Source passage —

Keith v. Norfolk Southern Railway Co.

Vaughn, J.

The defendant brings forward but one exception and assignment of error. It contends that error was committed in the court’s failure to grant its motion for nonsuit. The defendant contends that the negligence of the plaintiff was the sole proximate cause of his injury and that the defendant was without negligence contributing to the injury. We disagree.

The Federal Employers’ Liability Act, as set forth in U.S.C.A., Vol. 45, § 51, (hereinafter referred to as the Act) provides that every common carrier by railroad while engaged in intrastate or interstate or foreign commerce, shall be liable in damages to any employee for injuries “resulting in whole or in part from the negligence of any of the officers, agents, or employees of such carrier, or by reason of any defect or insufficiency, due to its negligence, in its cars, engines, appliances, machinery, track, roadbed, works, boats, wharves, or other equipment.”

In determining whether or not error was committed in the denial of the defendant’s motion for nonsuit, we are not concerned with the plaintiff’s contributory negligence. Under the provisions of the Act, contributory negligence is not a bar to recovery, but, in the event of recovery, the damages shall be diminished by the jury in proportion to the amount of negligence attributable to the plaintiff. Futrelle v. R. R., 245 N.C. 36, 94 S.E. 2d 899, reversed on other grounds, 353 U. S. 920, 1 L. Ed. 2d 718, 77 S. Ct. 682; Graham v. R. R., 240 N.C. 338, 82 S.E. 2d 346; Cobia v. R. R., 188 N.C. 487, 125 S.E. 18; Davis v. R. R., 175 N.C. 648, 96 S.E. 41. Therefore, the sole question before us is whether or not the plaintiff’s evidence was sufficient to take *201the case to the jury on the question of actionable negligence on the part of the defendant railroad.

The basis of liability ünder the Act is negligence proximately causing injury. The plaintiff must show something more than a fortuitous injury. Battley v. Railway Co., 1 N.C. App. 384, 161 S.E. 2d 750; Camp v. R. R., 232 N.C. 487, 61 S.E. 2d 358. The employer’s duty under this Act is to use reasonable care in furnishing employees with a safe place to work and safe tools and appliances. Battley v. Railway Co., supra. Railway companies are- held to a high standard of care commensurate with the attendant risks and dangers. McGraw v. R. R., 206 N.C. 873, 175 S.E. 286.

The Act is to be construed liberally and evidence of liability thereunder may be either direct or circumstantial. Battley v. Railway Co., supra.

Items —
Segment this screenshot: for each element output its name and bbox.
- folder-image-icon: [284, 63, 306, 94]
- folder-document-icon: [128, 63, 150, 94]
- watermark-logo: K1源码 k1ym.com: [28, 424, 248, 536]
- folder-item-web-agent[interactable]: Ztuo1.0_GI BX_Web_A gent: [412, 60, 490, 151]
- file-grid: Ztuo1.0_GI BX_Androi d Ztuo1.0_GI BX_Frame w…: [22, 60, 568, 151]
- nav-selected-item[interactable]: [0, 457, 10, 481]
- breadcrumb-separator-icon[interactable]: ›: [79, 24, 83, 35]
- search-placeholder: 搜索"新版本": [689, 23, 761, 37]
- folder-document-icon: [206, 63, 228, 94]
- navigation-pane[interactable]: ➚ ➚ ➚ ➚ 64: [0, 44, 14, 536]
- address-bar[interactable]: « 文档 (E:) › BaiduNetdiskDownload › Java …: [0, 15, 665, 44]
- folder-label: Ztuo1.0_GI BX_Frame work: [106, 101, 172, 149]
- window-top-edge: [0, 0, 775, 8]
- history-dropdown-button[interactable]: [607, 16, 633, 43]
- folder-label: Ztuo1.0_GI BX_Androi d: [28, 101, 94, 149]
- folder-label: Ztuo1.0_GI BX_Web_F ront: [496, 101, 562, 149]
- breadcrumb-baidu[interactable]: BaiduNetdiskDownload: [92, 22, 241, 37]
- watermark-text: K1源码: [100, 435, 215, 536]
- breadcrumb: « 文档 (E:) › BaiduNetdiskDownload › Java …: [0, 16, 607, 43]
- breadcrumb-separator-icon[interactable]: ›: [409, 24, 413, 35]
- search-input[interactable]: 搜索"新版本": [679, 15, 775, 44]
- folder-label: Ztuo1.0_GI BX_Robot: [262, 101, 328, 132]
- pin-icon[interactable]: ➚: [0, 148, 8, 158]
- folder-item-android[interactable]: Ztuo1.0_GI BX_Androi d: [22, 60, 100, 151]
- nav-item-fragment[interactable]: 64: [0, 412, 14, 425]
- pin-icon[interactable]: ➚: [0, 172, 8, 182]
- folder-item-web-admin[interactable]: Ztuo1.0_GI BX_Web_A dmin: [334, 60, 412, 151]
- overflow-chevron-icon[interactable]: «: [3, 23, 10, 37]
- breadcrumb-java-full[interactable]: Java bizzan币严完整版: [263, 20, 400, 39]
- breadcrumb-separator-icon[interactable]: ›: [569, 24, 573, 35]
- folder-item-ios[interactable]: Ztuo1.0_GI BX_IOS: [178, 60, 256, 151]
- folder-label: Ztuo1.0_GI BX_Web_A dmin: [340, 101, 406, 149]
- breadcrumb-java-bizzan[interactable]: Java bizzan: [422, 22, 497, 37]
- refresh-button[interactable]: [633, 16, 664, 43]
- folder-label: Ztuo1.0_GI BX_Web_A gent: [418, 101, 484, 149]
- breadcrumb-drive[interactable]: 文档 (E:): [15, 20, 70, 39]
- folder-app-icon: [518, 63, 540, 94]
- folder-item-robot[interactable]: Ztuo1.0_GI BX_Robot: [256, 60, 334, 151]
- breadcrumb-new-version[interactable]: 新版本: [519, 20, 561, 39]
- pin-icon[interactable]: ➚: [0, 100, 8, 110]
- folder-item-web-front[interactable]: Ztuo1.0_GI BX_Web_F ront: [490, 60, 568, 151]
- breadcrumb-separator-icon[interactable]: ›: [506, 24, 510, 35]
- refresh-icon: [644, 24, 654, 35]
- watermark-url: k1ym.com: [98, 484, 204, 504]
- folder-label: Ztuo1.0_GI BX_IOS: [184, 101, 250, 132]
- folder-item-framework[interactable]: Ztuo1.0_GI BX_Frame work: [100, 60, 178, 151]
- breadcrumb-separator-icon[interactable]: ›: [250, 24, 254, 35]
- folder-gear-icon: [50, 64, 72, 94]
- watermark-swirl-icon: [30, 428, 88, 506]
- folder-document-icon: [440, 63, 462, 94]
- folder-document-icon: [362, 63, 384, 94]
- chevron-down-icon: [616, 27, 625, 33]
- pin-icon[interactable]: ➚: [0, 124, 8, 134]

Problems and tasks —
1. According to the court opinion, what does the defendant contend was the sole proximate cause of the plaintiff's injury?
2. Please return the part of the court opinion that opens with the words containing "Keith v. Norfolk" and closes with "injury. We disagree.".

Exercise answers —
1. The negligence of the plaintiff.

2.
Keith v. Norfolk Southern Railway Co.

Vaughn, J.

The defendant brings forward but one exception and assignment of error. It contends that error was committed in the court’s failure to grant its motion for nonsuit. The defendant contends that the negligence of the plaintiff was the sole proximate cause of his injury and that the defendant was without negligence contributing to the injury. We disagree.